DIRECTIONS FOR THIS TASK
Every line below should be repeated exactly.

-- Start DATA FOR PROCESSING --

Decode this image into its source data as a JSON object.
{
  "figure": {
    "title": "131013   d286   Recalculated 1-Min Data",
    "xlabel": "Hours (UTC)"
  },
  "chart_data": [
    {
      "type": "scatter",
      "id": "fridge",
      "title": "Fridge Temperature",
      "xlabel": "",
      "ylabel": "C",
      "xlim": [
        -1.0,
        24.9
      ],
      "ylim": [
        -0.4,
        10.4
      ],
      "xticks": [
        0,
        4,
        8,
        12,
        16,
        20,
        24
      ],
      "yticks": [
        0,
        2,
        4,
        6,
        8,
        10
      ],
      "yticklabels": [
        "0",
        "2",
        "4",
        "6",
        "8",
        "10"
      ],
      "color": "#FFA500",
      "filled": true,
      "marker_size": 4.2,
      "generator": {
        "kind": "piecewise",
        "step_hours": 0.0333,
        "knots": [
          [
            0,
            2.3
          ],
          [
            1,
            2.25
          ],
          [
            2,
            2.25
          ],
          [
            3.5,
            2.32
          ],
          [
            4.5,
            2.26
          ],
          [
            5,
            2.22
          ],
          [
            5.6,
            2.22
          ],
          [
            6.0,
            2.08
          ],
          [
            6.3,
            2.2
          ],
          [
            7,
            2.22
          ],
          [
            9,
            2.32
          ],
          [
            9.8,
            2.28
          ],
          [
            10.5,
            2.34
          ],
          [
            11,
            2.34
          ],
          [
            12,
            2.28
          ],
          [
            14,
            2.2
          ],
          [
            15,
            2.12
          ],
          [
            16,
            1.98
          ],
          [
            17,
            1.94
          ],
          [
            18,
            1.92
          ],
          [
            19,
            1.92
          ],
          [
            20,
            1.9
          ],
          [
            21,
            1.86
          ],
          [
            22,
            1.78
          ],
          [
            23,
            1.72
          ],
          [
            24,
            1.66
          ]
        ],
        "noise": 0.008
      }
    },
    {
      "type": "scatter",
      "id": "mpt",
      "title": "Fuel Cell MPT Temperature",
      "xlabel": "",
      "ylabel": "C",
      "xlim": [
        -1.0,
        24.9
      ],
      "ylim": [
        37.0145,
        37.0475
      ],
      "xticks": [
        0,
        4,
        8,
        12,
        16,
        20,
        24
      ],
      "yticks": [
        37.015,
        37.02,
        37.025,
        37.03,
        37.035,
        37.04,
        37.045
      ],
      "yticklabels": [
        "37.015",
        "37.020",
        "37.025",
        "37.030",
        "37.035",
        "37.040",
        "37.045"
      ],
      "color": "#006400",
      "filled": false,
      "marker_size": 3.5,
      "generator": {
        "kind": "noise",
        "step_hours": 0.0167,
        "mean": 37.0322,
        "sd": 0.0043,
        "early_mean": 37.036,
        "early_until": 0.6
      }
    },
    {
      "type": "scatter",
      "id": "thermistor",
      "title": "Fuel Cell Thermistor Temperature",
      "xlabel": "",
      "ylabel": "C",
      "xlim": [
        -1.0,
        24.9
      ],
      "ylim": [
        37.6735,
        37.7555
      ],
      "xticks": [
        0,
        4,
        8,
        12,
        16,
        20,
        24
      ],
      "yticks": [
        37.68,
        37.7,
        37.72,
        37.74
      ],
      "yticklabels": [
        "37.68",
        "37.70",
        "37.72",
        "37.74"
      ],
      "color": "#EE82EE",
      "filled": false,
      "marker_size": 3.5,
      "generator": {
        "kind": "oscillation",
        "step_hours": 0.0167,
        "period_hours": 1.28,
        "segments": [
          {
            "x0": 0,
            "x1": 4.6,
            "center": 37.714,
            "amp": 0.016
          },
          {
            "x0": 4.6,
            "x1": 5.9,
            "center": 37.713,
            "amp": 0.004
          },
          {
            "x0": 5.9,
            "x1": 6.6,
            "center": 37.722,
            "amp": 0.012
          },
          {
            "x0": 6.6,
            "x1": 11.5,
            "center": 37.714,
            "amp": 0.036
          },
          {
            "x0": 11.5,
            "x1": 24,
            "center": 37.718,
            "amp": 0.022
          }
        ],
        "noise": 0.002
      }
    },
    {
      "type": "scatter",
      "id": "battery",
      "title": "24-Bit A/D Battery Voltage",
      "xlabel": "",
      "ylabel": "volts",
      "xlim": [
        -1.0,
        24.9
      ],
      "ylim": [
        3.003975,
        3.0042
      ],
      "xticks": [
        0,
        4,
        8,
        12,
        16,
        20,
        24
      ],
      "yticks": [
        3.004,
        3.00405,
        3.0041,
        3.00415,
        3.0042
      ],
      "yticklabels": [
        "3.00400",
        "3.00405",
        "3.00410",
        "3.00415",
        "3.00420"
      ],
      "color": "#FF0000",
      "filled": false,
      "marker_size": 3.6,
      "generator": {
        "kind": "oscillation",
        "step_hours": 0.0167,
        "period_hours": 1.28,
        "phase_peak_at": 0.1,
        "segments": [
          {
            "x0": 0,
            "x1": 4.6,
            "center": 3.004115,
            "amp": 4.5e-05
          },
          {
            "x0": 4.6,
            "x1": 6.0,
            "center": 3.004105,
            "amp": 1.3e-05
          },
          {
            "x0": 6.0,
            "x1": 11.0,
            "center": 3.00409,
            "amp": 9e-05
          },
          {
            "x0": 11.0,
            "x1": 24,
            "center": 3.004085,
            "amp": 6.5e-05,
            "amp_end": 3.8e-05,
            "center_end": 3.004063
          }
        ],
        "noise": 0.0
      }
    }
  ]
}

-- End DATA FOR PROCESSING --

SOLUTION
Decode this image into its source data as a JSON object.
{
  "figure": {
    "title": "131013   d286   Recalculated 1-Min Data",
    "xlabel": "Hours (UTC)"
  },
  "chart_data": [
    {
      "type": "scatter",
      "id": "fridge",
      "title": "Fridge Temperature",
      "xlabel": "",
      "ylabel": "C",
      "xlim": [
        -1.0,
        24.9
      ],
      "ylim": [
        -0.4,
        10.4
      ],
      "xticks": [
        0,
        4,
        8,
        12,
        16,
        20,
        24
      ],
      "yticks": [
        0,
        2,
        4,
        6,
        8,
        10
      ],
      "yticklabels": [
        "0",
        "2",
        "4",
        "6",
        "8",
        "10"
      ],
      "color": "#FFA500",
      "filled": true,
      "marker_size": 4.2,
      "generator": {
        "kind": "piecewise",
        "step_hours": 0.0333,
        "knots": [
          [
            0,
            2.3
          ],
          [
            1,
            2.25
          ],
          [
            2,
            2.25
          ],
          [
            3.5,
            2.32
          ],
          [
            4.5,
            2.26
          ],
          [
            5,
            2.22
          ],
          [
            5.6,
            2.22
          ],
          [
            6.0,
            2.08
          ],
          [
            6.3,
            2.2
          ],
          [
            7,
            2.22
          ],
          [
            9,
            2.32
          ],
          [
            9.8,
            2.28
          ],
          [
            10.5,
            2.34
          ],
          [
            11,
            2.34
          ],
          [
            12,
            2.28
          ],
          [
            14,
            2.2
          ],
          [
            15,
            2.12
          ],
          [
            16,
            1.98
          ],
          [
            17,
            1.94
          ],
          [
            18,
            1.92
          ],
          [
            19,
            1.92
          ],
          [
            20,
            1.9
          ],
          [
            21,
            1.86
          ],
          [
            22,
            1.78
          ],
          [
            23,
            1.72
          ],
          [
            24,
            1.66
          ]
        ],
        "noise": 0.008
      }
    },
    {
      "type": "scatter",
      "id": "mpt",
      "title": "Fuel Cell MPT Temperature",
      "xlabel": "",
      "ylabel": "C",
      "xlim": [
        -1.0,
        24.9
      ],
      "ylim": [
        37.0145,
        37.0475
      ],
      "xticks": [
        0,
        4,
        8,
        12,
        16,
        20,
        24
      ],
      "yticks": [
        37.015,
        37.02,
        37.025,
        37.03,
        37.035,
        37.04,
        37.045
      ],
      "yticklabels": [
        "37.015",
        "37.020",
        "37.025",
        "37.030",
        "37.035",
        "37.040",
        "37.045"
      ],
      "color": "#006400",
      "filled": false,
      "marker_size": 3.5,
      "generator": {
        "kind": "noise",
        "step_hours": 0.0167,
        "mean": 37.0322,
        "sd": 0.0043,
        "early_mean": 37.036,
        "early_until": 0.6
      }
    },
    {
      "type": "scatter",
      "id": "thermistor",
      "title": "Fuel Cell Thermistor Temperature",
      "xlabel": "",
      "ylabel": "C",
      "xlim": [
        -1.0,
        24.9
      ],
      "ylim": [
        37.6735,
        37.7555
      ],
      "xticks": [
        0,
        4,
        8,
        12,
        16,
        20,
        24
      ],
      "yticks": [
        37.68,
        37.7,
        37.72,
        37.74
      ],
      "yticklabels": [
        "37.68",
        "37.70",
        "37.72",
        "37.74"
      ],
      "color": "#EE82EE",
      "filled": false,
      "marker_size": 3.5,
      "generator": {
        "kind": "oscillation",
        "step_hours": 0.0167,
        "period_hours": 1.28,
        "segments": [
          {
            "x0": 0,
            "x1": 4.6,
            "center": 37.714,
            "amp": 0.016
          },
          {
            "x0": 4.6,
            "x1": 5.9,
            "center": 37.713,
            "amp": 0.004
          },
          {
            "x0": 5.9,
            "x1": 6.6,
            "center": 37.722,
            "amp": 0.012
          },
          {
            "x0": 6.6,
            "x1": 11.5,
            "center": 37.714,
            "amp": 0.036
          },
          {
            "x0": 11.5,
            "x1": 24,
            "center": 37.718,
            "amp": 0.022
          }
        ],
        "noise": 0.002
      }
    },
    {
      "type": "scatter",
      "id": "battery",
      "title": "24-Bit A/D Battery Voltage",
      "xlabel": "",
      "ylabel": "volts",
      "xlim": [
        -1.0,
        24.9
      ],
      "ylim": [
        3.003975,
        3.0042
      ],
      "xticks": [
        0,
        4,
        8,
        12,
        16,
        20,
        24
      ],
      "yticks": [
        3.004,
        3.00405,
        3.0041,
        3.00415,
        3.0042
      ],
      "yticklabels": [
        "3.00400",
        "3.00405",
        "3.00410",
        "3.00415",
        "3.00420"
      ],
      "color": "#FF0000",
      "filled": false,
      "marker_size": 3.6,
      "generator": {
        "kind": "oscillation",
        "step_hours": 0.0167,
        "period_hours": 1.28,
        "phase_peak_at": 0.1,
        "segments": [
          {
            "x0": 0,
            "x1": 4.6,
            "center": 3.004115,
            "amp": 4.5e-05
          },
          {
            "x0": 4.6,
            "x1": 6.0,
            "center": 3.004105,
            "amp": 1.3e-05
          },
          {
            "x0": 6.0,
            "x1": 11.0,
            "center": 3.00409,
            "amp": 9e-05
          },
          {
            "x0": 11.0,
            "x1": 24,
            "center": 3.004085,
            "amp": 6.5e-05,
            "amp_end": 3.8e-05,
            "center_end": 3.004063
          }
        ],
        "noise": 0.0
      }
    }
  ]
}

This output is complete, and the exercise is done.